**Record extracts:**
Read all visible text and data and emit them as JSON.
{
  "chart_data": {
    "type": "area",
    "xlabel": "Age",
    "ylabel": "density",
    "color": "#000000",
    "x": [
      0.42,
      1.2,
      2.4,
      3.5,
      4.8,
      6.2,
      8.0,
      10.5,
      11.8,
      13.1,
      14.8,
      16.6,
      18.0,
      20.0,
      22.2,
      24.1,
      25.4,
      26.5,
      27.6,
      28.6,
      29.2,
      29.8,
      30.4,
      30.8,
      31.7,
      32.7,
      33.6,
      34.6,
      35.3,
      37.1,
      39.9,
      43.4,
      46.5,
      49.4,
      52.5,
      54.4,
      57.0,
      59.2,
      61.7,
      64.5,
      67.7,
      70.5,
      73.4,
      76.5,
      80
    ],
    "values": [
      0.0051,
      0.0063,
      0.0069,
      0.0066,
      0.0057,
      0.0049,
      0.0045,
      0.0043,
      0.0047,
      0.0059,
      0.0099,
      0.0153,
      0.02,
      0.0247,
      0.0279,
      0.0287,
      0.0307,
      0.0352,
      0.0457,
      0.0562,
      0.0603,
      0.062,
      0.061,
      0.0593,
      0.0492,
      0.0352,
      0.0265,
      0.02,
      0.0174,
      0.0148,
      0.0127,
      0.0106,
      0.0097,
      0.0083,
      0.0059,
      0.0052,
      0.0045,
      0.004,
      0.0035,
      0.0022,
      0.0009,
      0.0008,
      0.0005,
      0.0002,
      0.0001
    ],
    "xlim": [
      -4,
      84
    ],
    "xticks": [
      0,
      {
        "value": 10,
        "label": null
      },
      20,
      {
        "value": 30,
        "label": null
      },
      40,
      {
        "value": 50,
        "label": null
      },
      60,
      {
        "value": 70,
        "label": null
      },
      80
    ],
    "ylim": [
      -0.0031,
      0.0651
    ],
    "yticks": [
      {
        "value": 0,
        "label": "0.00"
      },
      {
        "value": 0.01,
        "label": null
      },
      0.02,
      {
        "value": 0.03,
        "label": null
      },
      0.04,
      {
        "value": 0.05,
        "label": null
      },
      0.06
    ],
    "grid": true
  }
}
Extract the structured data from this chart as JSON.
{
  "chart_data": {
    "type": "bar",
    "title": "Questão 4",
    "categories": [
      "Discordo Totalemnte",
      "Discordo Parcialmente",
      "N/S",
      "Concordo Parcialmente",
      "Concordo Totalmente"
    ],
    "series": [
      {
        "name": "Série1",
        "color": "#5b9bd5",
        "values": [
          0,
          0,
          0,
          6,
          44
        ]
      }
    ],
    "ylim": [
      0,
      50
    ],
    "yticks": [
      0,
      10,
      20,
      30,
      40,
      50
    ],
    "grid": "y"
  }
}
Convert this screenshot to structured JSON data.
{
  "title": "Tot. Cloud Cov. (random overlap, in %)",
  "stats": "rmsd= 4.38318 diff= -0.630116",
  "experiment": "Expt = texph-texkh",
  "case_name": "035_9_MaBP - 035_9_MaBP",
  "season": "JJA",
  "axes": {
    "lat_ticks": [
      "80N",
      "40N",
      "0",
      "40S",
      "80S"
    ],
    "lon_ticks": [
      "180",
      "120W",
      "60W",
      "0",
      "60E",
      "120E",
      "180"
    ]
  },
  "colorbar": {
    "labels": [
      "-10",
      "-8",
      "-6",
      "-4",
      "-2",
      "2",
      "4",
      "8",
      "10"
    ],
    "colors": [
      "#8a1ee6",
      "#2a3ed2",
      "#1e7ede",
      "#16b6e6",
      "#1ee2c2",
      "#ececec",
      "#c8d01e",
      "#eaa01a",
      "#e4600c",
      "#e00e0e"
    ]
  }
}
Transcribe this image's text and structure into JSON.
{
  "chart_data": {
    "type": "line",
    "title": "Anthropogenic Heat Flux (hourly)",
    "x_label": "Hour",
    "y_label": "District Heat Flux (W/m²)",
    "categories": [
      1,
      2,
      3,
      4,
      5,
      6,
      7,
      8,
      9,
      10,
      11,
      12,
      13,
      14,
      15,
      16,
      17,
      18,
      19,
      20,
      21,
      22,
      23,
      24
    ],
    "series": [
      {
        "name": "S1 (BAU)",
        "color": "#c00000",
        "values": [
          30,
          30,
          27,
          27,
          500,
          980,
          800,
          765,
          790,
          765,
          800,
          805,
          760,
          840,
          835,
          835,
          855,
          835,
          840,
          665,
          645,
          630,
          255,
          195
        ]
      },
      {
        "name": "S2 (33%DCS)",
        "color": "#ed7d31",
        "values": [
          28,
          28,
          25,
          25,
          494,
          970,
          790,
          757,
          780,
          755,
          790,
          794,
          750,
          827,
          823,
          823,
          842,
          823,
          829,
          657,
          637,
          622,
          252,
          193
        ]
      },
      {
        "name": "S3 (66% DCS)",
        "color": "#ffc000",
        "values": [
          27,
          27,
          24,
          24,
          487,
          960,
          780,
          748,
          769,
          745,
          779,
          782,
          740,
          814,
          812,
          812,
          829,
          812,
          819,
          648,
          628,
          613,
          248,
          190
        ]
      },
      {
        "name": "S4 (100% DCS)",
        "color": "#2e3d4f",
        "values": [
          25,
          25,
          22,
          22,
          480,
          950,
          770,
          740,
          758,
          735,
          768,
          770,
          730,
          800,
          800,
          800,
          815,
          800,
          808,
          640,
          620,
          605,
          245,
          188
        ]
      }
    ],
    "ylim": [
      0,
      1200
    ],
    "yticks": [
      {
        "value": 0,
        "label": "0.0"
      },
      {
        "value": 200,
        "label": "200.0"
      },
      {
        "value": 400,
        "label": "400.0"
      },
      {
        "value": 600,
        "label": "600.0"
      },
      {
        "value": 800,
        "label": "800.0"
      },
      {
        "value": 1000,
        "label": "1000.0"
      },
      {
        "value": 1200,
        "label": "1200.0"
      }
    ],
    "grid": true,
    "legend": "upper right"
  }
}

**Task statement:**
Copy each line of the data above without altering a single character.

**Finished exercise:**
Read all visible text and data and emit them as JSON.
{
  "chart_data": {
    "type": "area",
    "xlabel": "Age",
    "ylabel": "density",
    "color": "#000000",
    "x": [
      0.42,
      1.2,
      2.4,
      3.5,
      4.8,
      6.2,
      8.0,
      10.5,
      11.8,
      13.1,
      14.8,
      16.6,
      18.0,
      20.0,
      22.2,
      24.1,
      25.4,
      26.5,
      27.6,
      28.6,
      29.2,
      29.8,
      30.4,
      30.8,
      31.7,
      32.7,
      33.6,
      34.6,
      35.3,
      37.1,
      39.9,
      43.4,
      46.5,
      49.4,
      52.5,
      54.4,
      57.0,
      59.2,
      61.7,
      64.5,
      67.7,
      70.5,
      73.4,
      76.5,
      80
    ],
    "values": [
      0.0051,
      0.0063,
      0.0069,
      0.0066,
      0.0057,
      0.0049,
      0.0045,
      0.0043,
      0.0047,
      0.0059,
      0.0099,
      0.0153,
      0.02,
      0.0247,
      0.0279,
      0.0287,
      0.0307,
      0.0352,
      0.0457,
      0.0562,
      0.0603,
      0.062,
      0.061,
      0.0593,
      0.0492,
      0.0352,
      0.0265,
      0.02,
      0.0174,
      0.0148,
      0.0127,
      0.0106,
      0.0097,
      0.0083,
      0.0059,
      0.0052,
      0.0045,
      0.004,
      0.0035,
      0.0022,
      0.0009,
      0.0008,
      0.0005,
      0.0002,
      0.0001
    ],
    "xlim": [
      -4,
      84
    ],
    "xticks": [
      0,
      {
        "value": 10,
        "label": null
      },
      20,
      {
        "value": 30,
        "label": null
      },
      40,
      {
        "value": 50,
        "label": null
      },
      60,
      {
        "value": 70,
        "label": null
      },
      80
    ],
    "ylim": [
      -0.0031,
      0.0651
    ],
    "yticks": [
      {
        "value": 0,
        "label": "0.00"
      },
      {
        "value": 0.01,
        "label": null
      },
      0.02,
      {
        "value": 0.03,
        "label": null
      },
      0.04,
      {
        "value": 0.05,
        "label": null
      },
      0.06
    ],
    "grid": true
  }
}
Extract the structured data from this chart as JSON.
{
  "chart_data": {
    "type": "bar",
    "title": "Questão 4",
    "categories": [
      "Discordo Totalemnte",
      "Discordo Parcialmente",
      "N/S",
      "Concordo Parcialmente",
      "Concordo Totalmente"
    ],
    "series": [
      {
        "name": "Série1",
        "color": "#5b9bd5",
        "values": [
          0,
          0,
          0,
          6,
          44
        ]
      }
    ],
    "ylim": [
      0,
      50
    ],
    "yticks": [
      0,
      10,
      20,
      30,
      40,
      50
    ],
    "grid": "y"
  }
}
Convert this screenshot to structured JSON data.
{
  "title": "Tot. Cloud Cov. (random overlap, in %)",
  "stats": "rmsd= 4.38318 diff= -0.630116",
  "experiment": "Expt = texph-texkh",
  "case_name": "035_9_MaBP - 035_9_MaBP",
  "season": "JJA",
  "axes": {
    "lat_ticks": [
      "80N",
      "40N",
      "0",
      "40S",
      "80S"
    ],
    "lon_ticks": [
      "180",
      "120W",
      "60W",
      "0",
      "60E",
      "120E",
      "180"
    ]
  },
  "colorbar": {
    "labels": [
      "-10",
      "-8",
      "-6",
      "-4",
      "-2",
      "2",
      "4",
      "8",
      "10"
    ],
    "colors": [
      "#8a1ee6",
      "#2a3ed2",
      "#1e7ede",
      "#16b6e6",
      "#1ee2c2",
      "#ececec",
      "#c8d01e",
      "#eaa01a",
      "#e4600c",
      "#e00e0e"
    ]
  }
}
Transcribe this image's text and structure into JSON.
{
  "chart_data": {
    "type": "line",
    "title": "Anthropogenic Heat Flux (hourly)",
    "x_label": "Hour",
    "y_label": "District Heat Flux (W/m²)",
    "categories": [
      1,
      2,
      3,
      4,
      5,
      6,
      7,
      8,
      9,
      10,
      11,
      12,
      13,
      14,
      15,
      16,
      17,
      18,
      19,
      20,
      21,
      22,
      23,
      24
    ],
    "series": [
      {
        "name": "S1 (BAU)",
        "color": "#c00000",
        "values": [
          30,
          30,
          27,
          27,
          500,
          980,
          800,
          765,
          790,
          765,
          800,
          805,
          760,
          840,
          835,
          835,
          855,
          835,
          840,
          665,
          645,
          630,
          255,
          195
        ]
      },
      {
        "name": "S2 (33%DCS)",
        "color": "#ed7d31",
        "values": [
          28,
          28,
          25,
          25,
          494,
          970,
          790,
          757,
          780,
          755,
          790,
          794,
          750,
          827,
          823,
          823,
          842,
          823,
          829,
          657,
          637,
          622,
          252,
          193
        ]
      },
      {
        "name": "S3 (66% DCS)",
        "color": "#ffc000",
        "values": [
          27,
          27,
          24,
          24,
          487,
          960,
          780,
          748,
          769,
          745,
          779,
          782,
          740,
          814,
          812,
          812,
          829,
          812,
          819,
          648,
          628,
          613,
          248,
          190
        ]
      },
      {
        "name": "S4 (100% DCS)",
        "color": "#2e3d4f",
        "values": [
          25,
          25,
          22,
          22,
          480,
          950,
          770,
          740,
          758,
          735,
          768,
          770,
          730,
          800,
          800,
          800,
          815,
          800,
          808,
          640,
          620,
          605,
          245,
          188
        ]
      }
    ],
    "ylim": [
      0,
      1200
    ],
    "yticks": [
      {
        "value": 0,
        "label": "0.0"
      },
      {
        "value": 200,
        "label": "200.0"
      },
      {
        "value": 400,
        "label": "400.0"
      },
      {
        "value": 600,
        "label": "600.0"
      },
      {
        "value": 800,
        "label": "800.0"
      },
      {
        "value": 1000,
        "label": "1000.0"
      },
      {
        "value": 1200,
        "label": "1200.0"
      }
    ],
    "grid": true,
    "legend": "upper right"
  }
}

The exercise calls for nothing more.